• Data excerpts:
▬▬▬▬▬▬▬▬▬▬
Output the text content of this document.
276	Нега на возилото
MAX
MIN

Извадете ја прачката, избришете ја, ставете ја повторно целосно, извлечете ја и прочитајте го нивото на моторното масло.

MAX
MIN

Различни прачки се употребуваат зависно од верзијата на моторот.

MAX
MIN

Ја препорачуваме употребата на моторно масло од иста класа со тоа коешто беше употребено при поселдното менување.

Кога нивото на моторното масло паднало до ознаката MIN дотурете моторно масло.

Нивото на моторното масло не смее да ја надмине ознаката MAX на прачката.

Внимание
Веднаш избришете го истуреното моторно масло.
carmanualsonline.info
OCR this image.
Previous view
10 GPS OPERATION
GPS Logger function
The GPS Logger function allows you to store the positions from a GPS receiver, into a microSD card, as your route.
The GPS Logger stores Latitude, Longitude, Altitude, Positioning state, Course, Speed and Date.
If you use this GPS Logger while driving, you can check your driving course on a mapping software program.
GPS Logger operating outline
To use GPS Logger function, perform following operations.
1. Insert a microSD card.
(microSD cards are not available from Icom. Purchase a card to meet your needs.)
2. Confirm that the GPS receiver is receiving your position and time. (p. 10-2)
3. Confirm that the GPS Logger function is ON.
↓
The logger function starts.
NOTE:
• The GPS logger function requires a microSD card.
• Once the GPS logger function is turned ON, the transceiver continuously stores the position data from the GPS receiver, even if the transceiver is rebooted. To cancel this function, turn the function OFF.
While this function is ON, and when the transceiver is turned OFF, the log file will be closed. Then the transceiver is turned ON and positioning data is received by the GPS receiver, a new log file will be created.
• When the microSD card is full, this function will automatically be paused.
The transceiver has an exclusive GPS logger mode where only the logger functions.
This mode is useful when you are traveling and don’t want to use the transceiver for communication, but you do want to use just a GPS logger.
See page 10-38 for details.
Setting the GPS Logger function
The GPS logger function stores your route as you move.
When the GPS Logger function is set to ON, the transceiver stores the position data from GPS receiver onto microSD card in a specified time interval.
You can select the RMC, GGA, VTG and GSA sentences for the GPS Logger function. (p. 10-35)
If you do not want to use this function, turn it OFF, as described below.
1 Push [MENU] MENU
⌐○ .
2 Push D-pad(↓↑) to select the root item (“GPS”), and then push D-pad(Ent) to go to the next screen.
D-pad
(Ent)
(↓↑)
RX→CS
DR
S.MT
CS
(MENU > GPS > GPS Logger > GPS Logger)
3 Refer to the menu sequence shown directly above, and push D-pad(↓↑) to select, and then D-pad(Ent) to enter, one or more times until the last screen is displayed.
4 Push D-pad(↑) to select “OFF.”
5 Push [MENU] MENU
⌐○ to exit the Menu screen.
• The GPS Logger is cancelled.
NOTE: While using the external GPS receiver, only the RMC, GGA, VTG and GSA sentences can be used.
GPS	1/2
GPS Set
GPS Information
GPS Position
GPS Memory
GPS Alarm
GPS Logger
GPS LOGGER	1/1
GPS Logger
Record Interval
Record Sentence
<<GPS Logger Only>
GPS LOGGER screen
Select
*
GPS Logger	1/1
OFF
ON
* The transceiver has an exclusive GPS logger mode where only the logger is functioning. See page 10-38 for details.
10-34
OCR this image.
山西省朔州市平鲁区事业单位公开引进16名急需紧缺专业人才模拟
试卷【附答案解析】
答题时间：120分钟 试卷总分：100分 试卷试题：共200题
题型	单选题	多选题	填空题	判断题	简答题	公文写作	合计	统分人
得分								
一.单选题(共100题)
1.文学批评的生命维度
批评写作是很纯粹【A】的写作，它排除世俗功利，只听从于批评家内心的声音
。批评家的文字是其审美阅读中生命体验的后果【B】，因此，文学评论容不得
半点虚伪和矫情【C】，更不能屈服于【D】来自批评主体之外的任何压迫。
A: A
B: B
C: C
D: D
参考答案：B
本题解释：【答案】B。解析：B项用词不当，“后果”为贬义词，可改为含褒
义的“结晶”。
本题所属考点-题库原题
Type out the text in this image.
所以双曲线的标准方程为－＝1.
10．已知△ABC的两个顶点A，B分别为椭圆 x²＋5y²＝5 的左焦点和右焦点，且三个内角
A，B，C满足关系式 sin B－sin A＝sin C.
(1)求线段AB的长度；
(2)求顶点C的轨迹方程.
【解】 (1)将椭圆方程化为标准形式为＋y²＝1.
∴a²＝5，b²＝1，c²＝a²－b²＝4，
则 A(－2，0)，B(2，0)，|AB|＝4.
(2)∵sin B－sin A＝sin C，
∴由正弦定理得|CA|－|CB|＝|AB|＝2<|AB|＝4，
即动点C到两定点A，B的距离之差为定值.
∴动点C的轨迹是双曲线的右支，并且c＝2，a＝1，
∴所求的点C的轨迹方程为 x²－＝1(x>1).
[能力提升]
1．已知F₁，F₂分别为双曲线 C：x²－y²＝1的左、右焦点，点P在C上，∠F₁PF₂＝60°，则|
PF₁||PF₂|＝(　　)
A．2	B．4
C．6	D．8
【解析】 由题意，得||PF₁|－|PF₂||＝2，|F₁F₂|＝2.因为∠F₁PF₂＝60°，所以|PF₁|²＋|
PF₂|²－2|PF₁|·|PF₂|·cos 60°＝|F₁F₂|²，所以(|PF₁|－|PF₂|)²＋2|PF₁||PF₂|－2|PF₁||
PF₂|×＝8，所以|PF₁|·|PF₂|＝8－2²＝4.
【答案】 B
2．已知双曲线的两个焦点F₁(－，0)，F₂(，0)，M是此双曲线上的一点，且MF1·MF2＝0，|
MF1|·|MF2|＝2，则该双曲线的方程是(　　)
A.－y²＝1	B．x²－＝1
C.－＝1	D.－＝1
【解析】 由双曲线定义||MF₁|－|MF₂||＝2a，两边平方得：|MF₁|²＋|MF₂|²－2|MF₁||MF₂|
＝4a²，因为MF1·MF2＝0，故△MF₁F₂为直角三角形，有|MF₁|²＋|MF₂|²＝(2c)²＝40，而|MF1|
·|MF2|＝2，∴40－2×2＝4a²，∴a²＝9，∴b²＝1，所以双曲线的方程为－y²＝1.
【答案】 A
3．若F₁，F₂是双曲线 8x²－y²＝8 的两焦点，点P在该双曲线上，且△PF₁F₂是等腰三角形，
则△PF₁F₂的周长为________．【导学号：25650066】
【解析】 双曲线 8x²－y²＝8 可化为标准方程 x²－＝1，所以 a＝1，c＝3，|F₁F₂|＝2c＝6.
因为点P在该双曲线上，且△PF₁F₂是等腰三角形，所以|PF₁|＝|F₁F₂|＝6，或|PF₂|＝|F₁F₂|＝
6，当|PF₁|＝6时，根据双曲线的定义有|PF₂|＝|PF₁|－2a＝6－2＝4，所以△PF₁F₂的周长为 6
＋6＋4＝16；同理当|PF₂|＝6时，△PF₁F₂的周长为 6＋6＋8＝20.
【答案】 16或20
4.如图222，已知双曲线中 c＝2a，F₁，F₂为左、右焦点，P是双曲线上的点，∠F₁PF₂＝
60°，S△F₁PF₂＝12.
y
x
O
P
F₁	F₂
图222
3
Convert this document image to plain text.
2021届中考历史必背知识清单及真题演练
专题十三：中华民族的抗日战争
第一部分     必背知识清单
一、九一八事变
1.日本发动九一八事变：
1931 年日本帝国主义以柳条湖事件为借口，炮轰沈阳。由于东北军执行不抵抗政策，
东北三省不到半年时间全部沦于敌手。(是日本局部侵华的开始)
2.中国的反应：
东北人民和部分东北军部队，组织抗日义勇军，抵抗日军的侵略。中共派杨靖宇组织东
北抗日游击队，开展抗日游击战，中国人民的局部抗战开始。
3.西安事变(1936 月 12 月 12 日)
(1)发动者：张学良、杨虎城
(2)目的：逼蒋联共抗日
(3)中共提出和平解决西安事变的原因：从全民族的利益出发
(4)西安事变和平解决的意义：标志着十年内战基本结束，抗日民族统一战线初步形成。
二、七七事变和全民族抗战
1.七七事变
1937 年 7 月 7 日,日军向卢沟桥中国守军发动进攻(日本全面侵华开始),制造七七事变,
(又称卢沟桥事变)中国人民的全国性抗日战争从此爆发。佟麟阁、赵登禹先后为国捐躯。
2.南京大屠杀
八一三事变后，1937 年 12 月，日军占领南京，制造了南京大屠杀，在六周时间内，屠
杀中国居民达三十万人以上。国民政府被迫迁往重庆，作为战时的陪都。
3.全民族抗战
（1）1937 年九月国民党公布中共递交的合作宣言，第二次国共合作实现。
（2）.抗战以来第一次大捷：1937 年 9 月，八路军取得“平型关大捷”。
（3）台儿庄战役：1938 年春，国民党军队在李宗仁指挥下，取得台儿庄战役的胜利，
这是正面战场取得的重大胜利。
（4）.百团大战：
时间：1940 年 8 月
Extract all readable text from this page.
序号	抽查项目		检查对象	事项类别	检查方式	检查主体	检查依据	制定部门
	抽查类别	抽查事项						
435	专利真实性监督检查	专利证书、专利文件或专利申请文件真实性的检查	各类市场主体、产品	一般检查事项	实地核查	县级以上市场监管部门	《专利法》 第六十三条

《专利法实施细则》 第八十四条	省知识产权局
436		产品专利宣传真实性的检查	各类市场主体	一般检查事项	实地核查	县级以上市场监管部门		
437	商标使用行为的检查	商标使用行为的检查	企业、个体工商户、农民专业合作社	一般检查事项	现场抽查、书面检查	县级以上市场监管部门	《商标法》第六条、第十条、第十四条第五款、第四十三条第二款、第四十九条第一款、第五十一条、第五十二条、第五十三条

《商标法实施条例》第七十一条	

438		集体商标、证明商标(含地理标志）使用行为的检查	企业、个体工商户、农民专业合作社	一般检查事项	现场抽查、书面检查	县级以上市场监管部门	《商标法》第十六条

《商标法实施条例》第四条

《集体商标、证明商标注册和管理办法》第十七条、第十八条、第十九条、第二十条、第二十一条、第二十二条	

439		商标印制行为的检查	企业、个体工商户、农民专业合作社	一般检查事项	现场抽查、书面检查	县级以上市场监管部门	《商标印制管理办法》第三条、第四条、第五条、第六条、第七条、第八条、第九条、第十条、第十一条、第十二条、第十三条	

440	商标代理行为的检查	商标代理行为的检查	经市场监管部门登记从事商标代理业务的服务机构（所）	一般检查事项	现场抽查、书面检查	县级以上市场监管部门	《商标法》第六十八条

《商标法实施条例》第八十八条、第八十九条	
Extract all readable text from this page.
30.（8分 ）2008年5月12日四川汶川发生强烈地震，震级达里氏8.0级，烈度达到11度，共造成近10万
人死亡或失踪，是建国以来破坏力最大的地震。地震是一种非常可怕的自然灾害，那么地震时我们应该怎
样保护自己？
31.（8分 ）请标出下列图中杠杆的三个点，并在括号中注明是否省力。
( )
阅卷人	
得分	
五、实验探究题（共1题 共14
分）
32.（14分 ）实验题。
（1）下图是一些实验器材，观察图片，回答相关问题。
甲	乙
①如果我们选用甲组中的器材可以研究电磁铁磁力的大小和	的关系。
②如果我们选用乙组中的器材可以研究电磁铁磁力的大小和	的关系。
▬▬▬▬▬▬▬▬▬▬
• Exercise brief: How many lines in the records above hold the word "F₁PF₂"? Give only the number.

• Answer: 4